Data entries
⟨

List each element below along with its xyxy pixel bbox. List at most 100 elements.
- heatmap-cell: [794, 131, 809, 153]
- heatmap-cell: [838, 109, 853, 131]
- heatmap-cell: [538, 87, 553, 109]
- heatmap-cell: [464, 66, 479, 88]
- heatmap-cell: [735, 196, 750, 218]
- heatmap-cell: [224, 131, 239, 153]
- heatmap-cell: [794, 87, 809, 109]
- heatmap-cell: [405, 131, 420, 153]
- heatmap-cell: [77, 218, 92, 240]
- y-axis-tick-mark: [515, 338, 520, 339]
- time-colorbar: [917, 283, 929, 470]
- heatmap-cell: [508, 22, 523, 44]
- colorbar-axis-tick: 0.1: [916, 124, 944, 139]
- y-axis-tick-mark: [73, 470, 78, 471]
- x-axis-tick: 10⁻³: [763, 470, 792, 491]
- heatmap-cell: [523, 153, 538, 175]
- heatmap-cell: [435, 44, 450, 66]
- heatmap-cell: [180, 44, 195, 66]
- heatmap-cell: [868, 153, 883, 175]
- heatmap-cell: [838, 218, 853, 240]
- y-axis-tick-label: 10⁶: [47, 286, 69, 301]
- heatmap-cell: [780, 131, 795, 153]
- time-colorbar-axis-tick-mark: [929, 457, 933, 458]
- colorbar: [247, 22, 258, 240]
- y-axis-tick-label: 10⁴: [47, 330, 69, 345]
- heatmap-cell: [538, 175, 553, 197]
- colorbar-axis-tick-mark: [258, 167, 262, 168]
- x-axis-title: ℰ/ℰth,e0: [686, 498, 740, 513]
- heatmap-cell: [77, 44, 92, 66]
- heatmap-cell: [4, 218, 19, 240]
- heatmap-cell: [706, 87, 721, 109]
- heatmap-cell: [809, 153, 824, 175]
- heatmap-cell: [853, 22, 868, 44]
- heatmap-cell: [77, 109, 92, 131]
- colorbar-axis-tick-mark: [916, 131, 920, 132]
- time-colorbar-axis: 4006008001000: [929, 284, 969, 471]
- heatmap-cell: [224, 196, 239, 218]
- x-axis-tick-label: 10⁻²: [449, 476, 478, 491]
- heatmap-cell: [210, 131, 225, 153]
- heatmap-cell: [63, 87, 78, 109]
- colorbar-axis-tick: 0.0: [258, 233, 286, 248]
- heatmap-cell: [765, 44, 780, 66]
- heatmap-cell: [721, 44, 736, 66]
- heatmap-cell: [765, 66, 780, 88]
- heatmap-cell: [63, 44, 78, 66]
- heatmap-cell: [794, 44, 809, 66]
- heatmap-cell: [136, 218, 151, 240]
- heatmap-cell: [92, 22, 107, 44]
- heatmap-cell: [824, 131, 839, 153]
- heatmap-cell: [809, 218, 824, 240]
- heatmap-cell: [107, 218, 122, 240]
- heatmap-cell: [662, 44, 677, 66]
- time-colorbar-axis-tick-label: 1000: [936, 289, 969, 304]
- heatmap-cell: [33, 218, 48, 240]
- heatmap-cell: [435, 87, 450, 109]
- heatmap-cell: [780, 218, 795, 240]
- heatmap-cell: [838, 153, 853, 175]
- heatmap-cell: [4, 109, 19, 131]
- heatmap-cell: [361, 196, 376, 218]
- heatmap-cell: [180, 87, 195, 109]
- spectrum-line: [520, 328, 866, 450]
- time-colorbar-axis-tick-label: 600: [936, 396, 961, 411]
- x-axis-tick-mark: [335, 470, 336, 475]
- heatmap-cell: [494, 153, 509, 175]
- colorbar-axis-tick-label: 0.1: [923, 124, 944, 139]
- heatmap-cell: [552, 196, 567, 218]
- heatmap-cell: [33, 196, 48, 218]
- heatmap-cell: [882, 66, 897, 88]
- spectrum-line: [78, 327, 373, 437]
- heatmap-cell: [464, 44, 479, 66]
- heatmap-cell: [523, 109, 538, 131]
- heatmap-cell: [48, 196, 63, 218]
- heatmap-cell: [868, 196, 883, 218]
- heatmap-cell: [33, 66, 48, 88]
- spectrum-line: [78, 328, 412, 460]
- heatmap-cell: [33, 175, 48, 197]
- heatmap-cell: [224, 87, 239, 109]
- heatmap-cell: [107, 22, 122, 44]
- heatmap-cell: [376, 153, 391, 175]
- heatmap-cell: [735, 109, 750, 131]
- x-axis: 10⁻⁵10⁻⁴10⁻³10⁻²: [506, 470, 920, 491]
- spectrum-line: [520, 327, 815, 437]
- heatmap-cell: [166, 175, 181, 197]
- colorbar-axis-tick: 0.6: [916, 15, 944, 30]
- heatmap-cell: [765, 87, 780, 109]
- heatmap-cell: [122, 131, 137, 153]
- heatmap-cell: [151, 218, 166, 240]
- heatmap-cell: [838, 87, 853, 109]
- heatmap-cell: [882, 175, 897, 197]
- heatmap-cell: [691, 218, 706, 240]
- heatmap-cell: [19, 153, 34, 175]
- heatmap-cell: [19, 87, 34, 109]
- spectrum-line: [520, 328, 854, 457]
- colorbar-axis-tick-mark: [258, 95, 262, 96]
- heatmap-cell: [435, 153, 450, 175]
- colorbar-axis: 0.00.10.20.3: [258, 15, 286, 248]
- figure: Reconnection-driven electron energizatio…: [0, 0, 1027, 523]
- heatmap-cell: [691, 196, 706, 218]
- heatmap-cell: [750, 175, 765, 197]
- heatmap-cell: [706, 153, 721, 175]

⟩

Task requirements
Copy out the listing above line for line, changing nothing.

Result below
List each element below along with its xyxy pixel bbox. List at most 100 elements.
- heatmap-cell: [794, 131, 809, 153]
- heatmap-cell: [838, 109, 853, 131]
- heatmap-cell: [538, 87, 553, 109]
- heatmap-cell: [464, 66, 479, 88]
- heatmap-cell: [735, 196, 750, 218]
- heatmap-cell: [224, 131, 239, 153]
- heatmap-cell: [794, 87, 809, 109]
- heatmap-cell: [405, 131, 420, 153]
- heatmap-cell: [77, 218, 92, 240]
- y-axis-tick-mark: [515, 338, 520, 339]
- time-colorbar: [917, 283, 929, 470]
- heatmap-cell: [508, 22, 523, 44]
- colorbar-axis-tick: 0.1: [916, 124, 944, 139]
- y-axis-tick-mark: [73, 470, 78, 471]
- x-axis-tick: 10⁻³: [763, 470, 792, 491]
- heatmap-cell: [523, 153, 538, 175]
- heatmap-cell: [435, 44, 450, 66]
- heatmap-cell: [180, 44, 195, 66]
- heatmap-cell: [868, 153, 883, 175]
- heatmap-cell: [838, 218, 853, 240]
- y-axis-tick-label: 10⁶: [47, 286, 69, 301]
- heatmap-cell: [780, 131, 795, 153]
- time-colorbar-axis-tick-mark: [929, 457, 933, 458]
- colorbar: [247, 22, 258, 240]
- y-axis-tick-label: 10⁴: [47, 330, 69, 345]
- heatmap-cell: [538, 175, 553, 197]
- colorbar-axis-tick-mark: [258, 167, 262, 168]
- x-axis-title: ℰ/ℰth,e0: [686, 498, 740, 513]
- heatmap-cell: [77, 44, 92, 66]
- heatmap-cell: [4, 218, 19, 240]
- heatmap-cell: [706, 87, 721, 109]
- heatmap-cell: [809, 153, 824, 175]
- heatmap-cell: [853, 22, 868, 44]
- heatmap-cell: [77, 109, 92, 131]
- colorbar-axis-tick-mark: [916, 131, 920, 132]
- time-colorbar-axis: 4006008001000: [929, 284, 969, 471]
- heatmap-cell: [224, 196, 239, 218]
- x-axis-tick-label: 10⁻²: [449, 476, 478, 491]
- heatmap-cell: [210, 131, 225, 153]
- heatmap-cell: [63, 87, 78, 109]
- colorbar-axis-tick: 0.0: [258, 233, 286, 248]
- heatmap-cell: [765, 44, 780, 66]
- heatmap-cell: [721, 44, 736, 66]
- heatmap-cell: [765, 66, 780, 88]
- heatmap-cell: [63, 44, 78, 66]
- heatmap-cell: [794, 44, 809, 66]
- heatmap-cell: [136, 218, 151, 240]
- heatmap-cell: [92, 22, 107, 44]
- heatmap-cell: [824, 131, 839, 153]
- heatmap-cell: [809, 218, 824, 240]
- heatmap-cell: [107, 218, 122, 240]
- heatmap-cell: [662, 44, 677, 66]
- time-colorbar-axis-tick-label: 1000: [936, 289, 969, 304]
- heatmap-cell: [33, 218, 48, 240]
- heatmap-cell: [435, 87, 450, 109]
- heatmap-cell: [780, 218, 795, 240]
- heatmap-cell: [838, 153, 853, 175]
- heatmap-cell: [4, 109, 19, 131]
- heatmap-cell: [361, 196, 376, 218]
- heatmap-cell: [180, 87, 195, 109]
- spectrum-line: [520, 328, 866, 450]
- time-colorbar-axis-tick-label: 600: [936, 396, 961, 411]
- x-axis-tick-mark: [335, 470, 336, 475]
- heatmap-cell: [494, 153, 509, 175]
- colorbar-axis-tick-label: 0.1: [923, 124, 944, 139]
- heatmap-cell: [552, 196, 567, 218]
- heatmap-cell: [33, 196, 48, 218]
- heatmap-cell: [882, 66, 897, 88]
- spectrum-line: [78, 327, 373, 437]
- heatmap-cell: [464, 44, 479, 66]
- heatmap-cell: [523, 109, 538, 131]
- heatmap-cell: [48, 196, 63, 218]
- heatmap-cell: [868, 196, 883, 218]
- heatmap-cell: [33, 66, 48, 88]
- spectrum-line: [78, 328, 412, 460]
- heatmap-cell: [33, 175, 48, 197]
- heatmap-cell: [224, 87, 239, 109]
- heatmap-cell: [107, 22, 122, 44]
- heatmap-cell: [376, 153, 391, 175]
- heatmap-cell: [735, 109, 750, 131]
- x-axis: 10⁻⁵10⁻⁴10⁻³10⁻²: [506, 470, 920, 491]
- spectrum-line: [520, 327, 815, 437]
- heatmap-cell: [166, 175, 181, 197]
- colorbar-axis-tick: 0.6: [916, 15, 944, 30]
- heatmap-cell: [765, 87, 780, 109]
- heatmap-cell: [122, 131, 137, 153]
- heatmap-cell: [151, 218, 166, 240]
- heatmap-cell: [838, 87, 853, 109]
- heatmap-cell: [882, 175, 897, 197]
- heatmap-cell: [691, 218, 706, 240]
- heatmap-cell: [19, 153, 34, 175]
- heatmap-cell: [19, 87, 34, 109]
- spectrum-line: [520, 328, 854, 457]
- colorbar-axis-tick-mark: [258, 95, 262, 96]
- heatmap-cell: [435, 153, 450, 175]
- colorbar-axis: 0.00.10.20.3: [258, 15, 286, 248]
- figure: Reconnection-driven electron energizatio…: [0, 0, 1027, 523]
- heatmap-cell: [691, 196, 706, 218]
- heatmap-cell: [750, 175, 765, 197]
- heatmap-cell: [706, 153, 721, 175]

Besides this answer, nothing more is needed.